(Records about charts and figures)
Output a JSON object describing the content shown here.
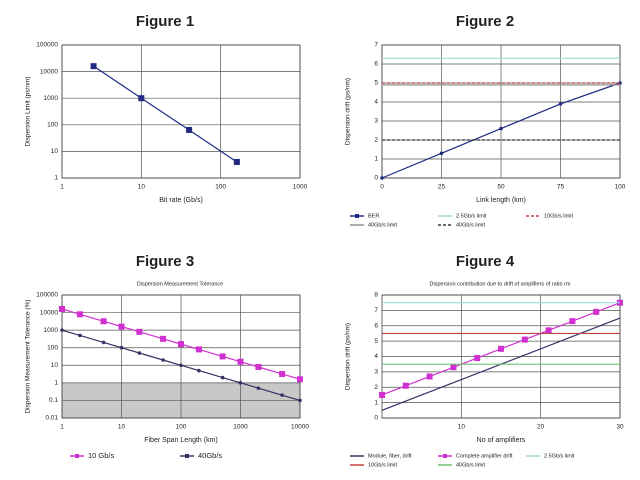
{
  "chart_data": [
    {
      "type": "line",
      "title": "Figure 1",
      "x_label": "Bit rate (Gb/s)",
      "y_label": "Dispersion Limit (ps/nm)",
      "xlog": true,
      "ylog": true,
      "xlim": [
        1,
        1000
      ],
      "ylim": [
        1,
        100000
      ],
      "xticks": [
        1,
        10,
        100,
        1000
      ],
      "yticks": [
        1,
        10,
        100,
        1000,
        10000,
        100000
      ],
      "grid": true,
      "series": [
        {
          "color": "#1f2a80",
          "marker": "square",
          "x": [
            2.5,
            10,
            40,
            160
          ],
          "values": [
            16000,
            1000,
            64,
            4
          ]
        }
      ]
    },
    {
      "type": "line",
      "title": "Figure 2",
      "x_label": "Link length (km)",
      "y_label": "Dispersion drift (ps/nm)",
      "xlim": [
        0,
        100
      ],
      "ylim": [
        0,
        7
      ],
      "xticks": [
        0,
        25,
        50,
        75,
        100
      ],
      "yticks": [
        0,
        1,
        2,
        3,
        4,
        5,
        6,
        7
      ],
      "grid": true,
      "series": [
        {
          "name": "BER",
          "color": "#1f2a80",
          "marker": "circle",
          "x": [
            0,
            25,
            50,
            75,
            100
          ],
          "values": [
            0,
            1.3,
            2.6,
            3.9,
            5.0
          ]
        },
        {
          "name": "2.5Gb/s limit",
          "color": "#9fd8d8",
          "x": [
            0,
            100
          ],
          "values": [
            6.3,
            6.3
          ]
        },
        {
          "name": "10Gb/s limit",
          "color": "#c04040",
          "dash": true,
          "x": [
            0,
            100
          ],
          "values": [
            5.0,
            5.0
          ]
        },
        {
          "name": "40Gb/s limit",
          "color": "#909090",
          "x": [
            0,
            100
          ],
          "values": [
            4.9,
            4.9
          ]
        },
        {
          "name": "40Gb/s limit",
          "color": "#333333",
          "dash": true,
          "x": [
            0,
            100
          ],
          "values": [
            2.0,
            2.0
          ]
        }
      ]
    },
    {
      "type": "line",
      "title": "Figure 3",
      "subtitle": "Dispersion Measurement Tolerance",
      "x_label": "Fiber Span Length (km)",
      "y_label": "Dispersion Measurement Tolerance (%)",
      "xlog": true,
      "ylog": true,
      "xlim": [
        1,
        10000
      ],
      "ylim": [
        0.01,
        100000
      ],
      "xticks": [
        1,
        10,
        100,
        1000,
        10000
      ],
      "yticks": [
        0.01,
        0.1,
        1,
        10,
        100,
        1000,
        10000,
        100000
      ],
      "grid": true,
      "shade": [
        0.01,
        1
      ],
      "series": [
        {
          "name": "10 Gb/s",
          "color": "#d030d0",
          "marker": "square",
          "x": [
            1,
            2,
            5,
            10,
            20,
            50,
            100,
            200,
            500,
            1000,
            2000,
            5000,
            10000
          ],
          "values": [
            16000,
            8000,
            3200,
            1600,
            800,
            320,
            160,
            80,
            32,
            16,
            8,
            3.2,
            1.6
          ]
        },
        {
          "name": "40Gb/s",
          "color": "#333366",
          "marker": "circle",
          "x": [
            1,
            2,
            5,
            10,
            20,
            50,
            100,
            200,
            500,
            1000,
            2000,
            5000,
            10000
          ],
          "values": [
            1000,
            500,
            200,
            100,
            50,
            20,
            10,
            5,
            2,
            1,
            0.5,
            0.2,
            0.1
          ]
        }
      ]
    },
    {
      "type": "line",
      "title": "Figure 4",
      "subtitle": "Dispersion contribution due to drift of amplifiers of ratio rm",
      "x_label": "No of amplifiers",
      "y_label": "Dispersion drift (ps/nm)",
      "xlim": [
        0,
        30
      ],
      "ylim": [
        0,
        8
      ],
      "xticks": [
        10,
        20,
        30
      ],
      "yticks": [
        0,
        1,
        2,
        3,
        4,
        5,
        6,
        7,
        8
      ],
      "grid": true,
      "series": [
        {
          "name": "Module, fiber, drift",
          "color": "#333366",
          "x": [
            0,
            30
          ],
          "values": [
            0.5,
            6.5
          ]
        },
        {
          "name": "Complete amplifier drift",
          "color": "#d030d0",
          "marker": "square",
          "x": [
            0,
            3,
            6,
            9,
            12,
            15,
            18,
            21,
            24,
            27,
            30
          ],
          "values": [
            1.5,
            2.1,
            2.7,
            3.3,
            3.9,
            4.5,
            5.1,
            5.7,
            6.3,
            6.9,
            7.5
          ]
        },
        {
          "name": "2.5Gb/s limit",
          "color": "#9fd8d8",
          "x": [
            0,
            30
          ],
          "values": [
            7.5,
            7.5
          ]
        },
        {
          "name": "10Gb/s limit",
          "color": "#c04040",
          "x": [
            0,
            30
          ],
          "values": [
            5.5,
            5.5
          ]
        },
        {
          "name": "40Gb/s limit",
          "color": "#70c070",
          "x": [
            0,
            30
          ],
          "values": [
            3.5,
            3.5
          ]
        }
      ]
    }
  ]
}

__WRITTEN TASK__: Copy each line in the data that holds the word "subtitle".

__WRITTEN REPLY__:
      "subtitle": "Dispersion Measurement Tolerance",
      "subtitle": "Dispersion contribution due to drift of amplifiers of ratio rm",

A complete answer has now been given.